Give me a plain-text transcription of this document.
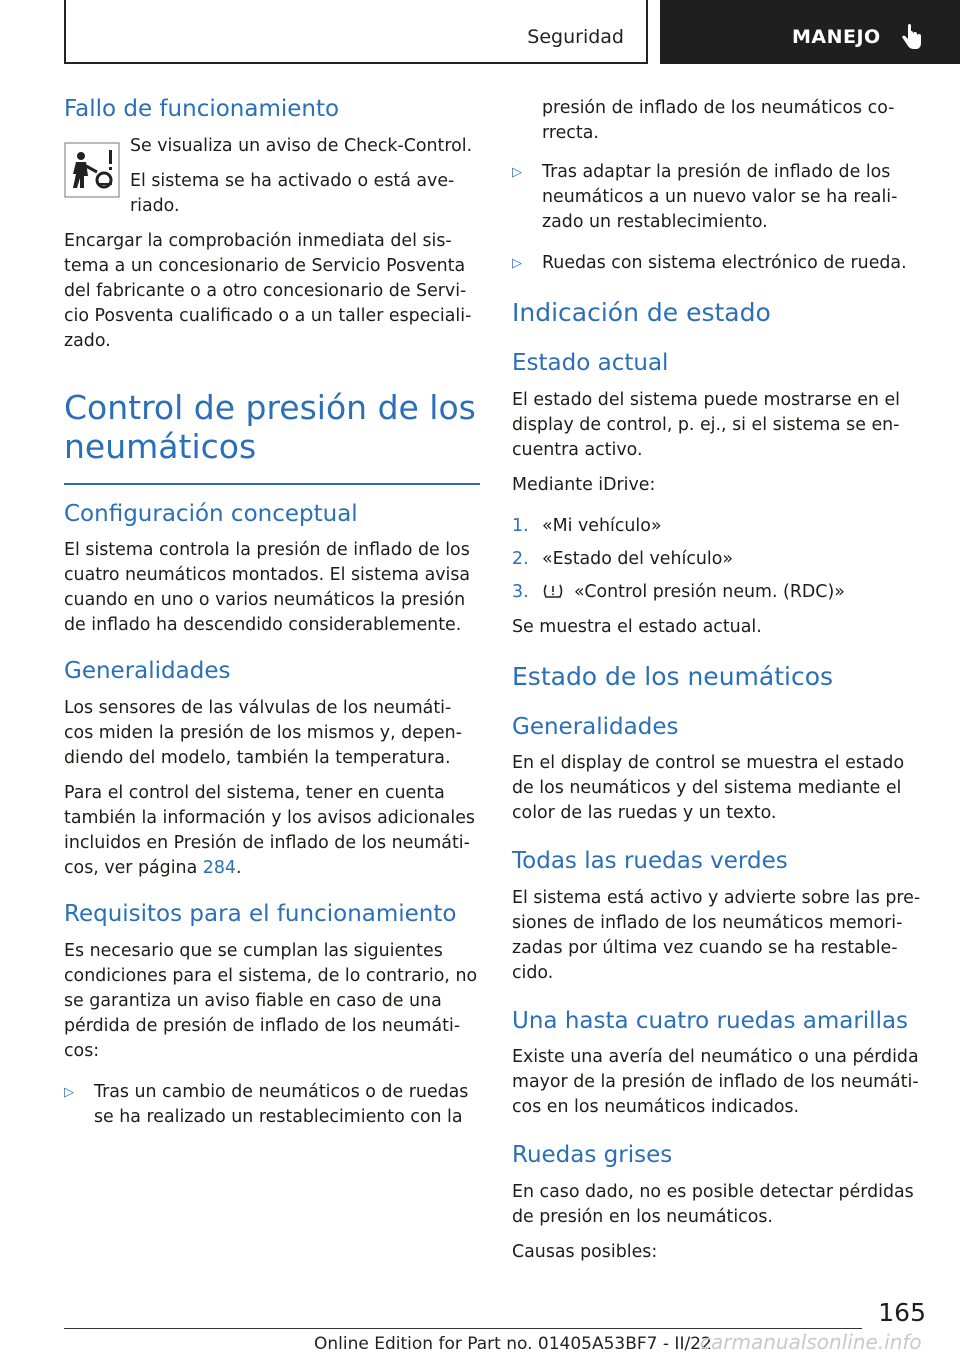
Seguridad	MANEJO
Fallo de funcionamiento

Se visualiza un aviso de Check-Control.

El sistema se ha activado o está ave-riado.

Encargar la comprobación inmediata del sis-tema a un concesionario de Servicio Posventa del fabricante o a otro concesionario de Servi-cio Posventa cualificado o a un taller especiali-zado.

Control de presión de los neumáticos
Configuración conceptual

El sistema controla la presión de inflado de los cuatro neumáticos montados. El sistema avisa cuando en uno o varios neumáticos la presión de inflado ha descendido considerablemente.

Generalidades

Los sensores de las válvulas de los neumáti-cos miden la presión de los mismos y, depen-diendo del modelo, también la temperatura.

Para el control del sistema, tener en cuenta también la información y los avisos adicionales incluidos en Presión de inflado de los neumáti-cos, ver página 284.

Requisitos para el funcionamiento

Es necesario que se cumplan las siguientes condiciones para el sistema, de lo contrario, no se garantiza un aviso fiable en caso de una pérdida de presión de inflado de los neumáti-cos:

▷ Tras un cambio de neumáticos o de ruedas se ha realizado un restablecimiento con la

presión de inflado de los neumáticos co-rrecta.

▷ Tras adaptar la presión de inflado de los neumáticos a un nuevo valor se ha reali-zado un restablecimiento.
▷ Ruedas con sistema electrónico de rueda.
Indicación de estado
Estado actual

El estado del sistema puede mostrarse en el display de control, p. ej., si el sistema se en-cuentra activo.

Mediante iDrive:

1. «Mi vehículo»
2. «Estado del vehículo»
3.	«Control presión neum. (RDC)»

Se muestra el estado actual.

Estado de los neumáticos
Generalidades

En el display de control se muestra el estado de los neumáticos y del sistema mediante el color de las ruedas y un texto.

Todas las ruedas verdes

El sistema está activo y advierte sobre las pre-siones de inflado de los neumáticos memori-zadas por última vez cuando se ha restable-cido.

Una hasta cuatro ruedas amarillas

Existe una avería del neumático o una pérdida mayor de la presión de inflado de los neumáti-cos en los neumáticos indicados.

Ruedas grises

En caso dado, no es posible detectar pérdidas de presión en los neumáticos.

Causas posibles:

165
Online Edition for Part no. 01405A53BF7 - II/22
carmanualsonline.info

▶ _AIM OF THE EXERCISE_
Nothing in the entries should change as you copy them, except that the pictures are left out.

▶ _SOLUTION FOR THIS TASK_
Give me a plain-text transcription of this document.
Seguridad	MANEJO
Fallo de funcionamiento

Se visualiza un aviso de Check-Control.

El sistema se ha activado o está ave-riado.

Encargar la comprobación inmediata del sis-tema a un concesionario de Servicio Posventa del fabricante o a otro concesionario de Servi-cio Posventa cualificado o a un taller especiali-zado.

Control de presión de los neumáticos
Configuración conceptual

El sistema controla la presión de inflado de los cuatro neumáticos montados. El sistema avisa cuando en uno o varios neumáticos la presión de inflado ha descendido considerablemente.

Generalidades

Los sensores de las válvulas de los neumáti-cos miden la presión de los mismos y, depen-diendo del modelo, también la temperatura.

Para el control del sistema, tener en cuenta también la información y los avisos adicionales incluidos en Presión de inflado de los neumáti-cos, ver página 284.

Requisitos para el funcionamiento

Es necesario que se cumplan las siguientes condiciones para el sistema, de lo contrario, no se garantiza un aviso fiable en caso de una pérdida de presión de inflado de los neumáti-cos:

▷ Tras un cambio de neumáticos o de ruedas se ha realizado un restablecimiento con la

presión de inflado de los neumáticos co-rrecta.

▷ Tras adaptar la presión de inflado de los neumáticos a un nuevo valor se ha reali-zado un restablecimiento.
▷ Ruedas con sistema electrónico de rueda.
Indicación de estado
Estado actual

El estado del sistema puede mostrarse en el display de control, p. ej., si el sistema se en-cuentra activo.

Mediante iDrive:

1. «Mi vehículo»
2. «Estado del vehículo»
3.	«Control presión neum. (RDC)»

Se muestra el estado actual.

Estado de los neumáticos
Generalidades

En el display de control se muestra el estado de los neumáticos y del sistema mediante el color de las ruedas y un texto.

Todas las ruedas verdes

El sistema está activo y advierte sobre las pre-siones de inflado de los neumáticos memori-zadas por última vez cuando se ha restable-cido.

Una hasta cuatro ruedas amarillas

Existe una avería del neumático o una pérdida mayor de la presión de inflado de los neumáti-cos en los neumáticos indicados.

Ruedas grises

En caso dado, no es posible detectar pérdidas de presión en los neumáticos.

Causas posibles:

165
Online Edition for Part no. 01405A53BF7 - II/22
carmanualsonline.info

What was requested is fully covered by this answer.